## [SHORT TASK]
Your task is to give the data again, exactly, with every line intact.

## [DATASET ROWS]
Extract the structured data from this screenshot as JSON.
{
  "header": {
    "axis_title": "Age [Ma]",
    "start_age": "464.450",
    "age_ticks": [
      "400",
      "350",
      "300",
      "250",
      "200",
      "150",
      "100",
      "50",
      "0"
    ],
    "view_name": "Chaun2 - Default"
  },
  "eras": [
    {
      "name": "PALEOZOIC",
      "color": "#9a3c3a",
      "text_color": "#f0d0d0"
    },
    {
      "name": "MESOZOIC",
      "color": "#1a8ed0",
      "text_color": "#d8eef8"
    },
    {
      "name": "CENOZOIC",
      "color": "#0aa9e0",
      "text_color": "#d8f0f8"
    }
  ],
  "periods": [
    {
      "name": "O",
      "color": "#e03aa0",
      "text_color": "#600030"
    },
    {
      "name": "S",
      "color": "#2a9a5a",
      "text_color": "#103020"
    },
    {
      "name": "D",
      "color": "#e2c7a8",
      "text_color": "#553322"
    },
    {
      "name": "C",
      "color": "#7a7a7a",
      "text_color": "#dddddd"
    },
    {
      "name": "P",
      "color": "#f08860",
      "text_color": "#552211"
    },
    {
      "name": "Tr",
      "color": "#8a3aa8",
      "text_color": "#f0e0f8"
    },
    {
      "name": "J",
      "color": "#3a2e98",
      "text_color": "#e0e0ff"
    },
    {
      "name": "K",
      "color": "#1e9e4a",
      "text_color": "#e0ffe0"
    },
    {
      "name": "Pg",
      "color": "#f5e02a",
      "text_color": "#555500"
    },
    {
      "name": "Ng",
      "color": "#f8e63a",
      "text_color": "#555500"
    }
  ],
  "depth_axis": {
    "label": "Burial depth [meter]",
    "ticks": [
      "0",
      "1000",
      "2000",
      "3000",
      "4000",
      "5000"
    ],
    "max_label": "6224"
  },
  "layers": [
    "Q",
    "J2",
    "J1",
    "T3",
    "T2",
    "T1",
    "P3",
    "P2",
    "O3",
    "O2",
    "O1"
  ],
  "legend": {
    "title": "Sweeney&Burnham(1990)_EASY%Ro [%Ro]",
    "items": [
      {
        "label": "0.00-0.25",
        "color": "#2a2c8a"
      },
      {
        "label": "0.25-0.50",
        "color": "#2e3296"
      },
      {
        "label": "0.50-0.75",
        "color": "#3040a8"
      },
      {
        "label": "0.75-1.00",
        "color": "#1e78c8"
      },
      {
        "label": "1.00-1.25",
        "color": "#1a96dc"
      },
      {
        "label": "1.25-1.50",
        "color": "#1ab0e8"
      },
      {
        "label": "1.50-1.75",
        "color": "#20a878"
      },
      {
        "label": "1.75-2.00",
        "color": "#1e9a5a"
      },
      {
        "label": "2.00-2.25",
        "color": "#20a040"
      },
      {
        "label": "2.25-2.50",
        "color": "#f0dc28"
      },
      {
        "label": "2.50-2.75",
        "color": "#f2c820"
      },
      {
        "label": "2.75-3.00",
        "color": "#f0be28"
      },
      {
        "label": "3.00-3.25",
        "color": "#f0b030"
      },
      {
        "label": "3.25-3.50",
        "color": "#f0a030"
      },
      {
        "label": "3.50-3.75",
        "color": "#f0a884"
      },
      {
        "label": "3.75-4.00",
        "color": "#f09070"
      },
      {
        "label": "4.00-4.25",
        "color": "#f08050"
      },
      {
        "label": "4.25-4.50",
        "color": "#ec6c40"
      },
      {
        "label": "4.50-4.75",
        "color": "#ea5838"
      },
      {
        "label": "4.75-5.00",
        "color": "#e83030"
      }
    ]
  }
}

## [REPLY]
Extract the structured data from this screenshot as JSON.
{
  "header": {
    "axis_title": "Age [Ma]",
    "start_age": "464.450",
    "age_ticks": [
      "400",
      "350",
      "300",
      "250",
      "200",
      "150",
      "100",
      "50",
      "0"
    ],
    "view_name": "Chaun2 - Default"
  },
  "eras": [
    {
      "name": "PALEOZOIC",
      "color": "#9a3c3a",
      "text_color": "#f0d0d0"
    },
    {
      "name": "MESOZOIC",
      "color": "#1a8ed0",
      "text_color": "#d8eef8"
    },
    {
      "name": "CENOZOIC",
      "color": "#0aa9e0",
      "text_color": "#d8f0f8"
    }
  ],
  "periods": [
    {
      "name": "O",
      "color": "#e03aa0",
      "text_color": "#600030"
    },
    {
      "name": "S",
      "color": "#2a9a5a",
      "text_color": "#103020"
    },
    {
      "name": "D",
      "color": "#e2c7a8",
      "text_color": "#553322"
    },
    {
      "name": "C",
      "color": "#7a7a7a",
      "text_color": "#dddddd"
    },
    {
      "name": "P",
      "color": "#f08860",
      "text_color": "#552211"
    },
    {
      "name": "Tr",
      "color": "#8a3aa8",
      "text_color": "#f0e0f8"
    },
    {
      "name": "J",
      "color": "#3a2e98",
      "text_color": "#e0e0ff"
    },
    {
      "name": "K",
      "color": "#1e9e4a",
      "text_color": "#e0ffe0"
    },
    {
      "name": "Pg",
      "color": "#f5e02a",
      "text_color": "#555500"
    },
    {
      "name": "Ng",
      "color": "#f8e63a",
      "text_color": "#555500"
    }
  ],
  "depth_axis": {
    "label": "Burial depth [meter]",
    "ticks": [
      "0",
      "1000",
      "2000",
      "3000",
      "4000",
      "5000"
    ],
    "max_label": "6224"
  },
  "layers": [
    "Q",
    "J2",
    "J1",
    "T3",
    "T2",
    "T1",
    "P3",
    "P2",
    "O3",
    "O2",
    "O1"
  ],
  "legend": {
    "title": "Sweeney&Burnham(1990)_EASY%Ro [%Ro]",
    "items": [
      {
        "label": "0.00-0.25",
        "color": "#2a2c8a"
      },
      {
        "label": "0.25-0.50",
        "color": "#2e3296"
      },
      {
        "label": "0.50-0.75",
        "color": "#3040a8"
      },
      {
        "label": "0.75-1.00",
        "color": "#1e78c8"
      },
      {
        "label": "1.00-1.25",
        "color": "#1a96dc"
      },
      {
        "label": "1.25-1.50",
        "color": "#1ab0e8"
      },
      {
        "label": "1.50-1.75",
        "color": "#20a878"
      },
      {
        "label": "1.75-2.00",
        "color": "#1e9a5a"
      },
      {
        "label": "2.00-2.25",
        "color": "#20a040"
      },
      {
        "label": "2.25-2.50",
        "color": "#f0dc28"
      },
      {
        "label": "2.50-2.75",
        "color": "#f2c820"
      },
      {
        "label": "2.75-3.00",
        "color": "#f0be28"
      },
      {
        "label": "3.00-3.25",
        "color": "#f0b030"
      },
      {
        "label": "3.25-3.50",
        "color": "#f0a030"
      },
      {
        "label": "3.50-3.75",
        "color": "#f0a884"
      },
      {
        "label": "3.75-4.00",
        "color": "#f09070"
      },
      {
        "label": "4.00-4.25",
        "color": "#f08050"
      },
      {
        "label": "4.25-4.50",
        "color": "#ec6c40"
      },
      {
        "label": "4.50-4.75",
        "color": "#ea5838"
      },
      {
        "label": "4.75-5.00",
        "color": "#e83030"
      }
    ]
  }
}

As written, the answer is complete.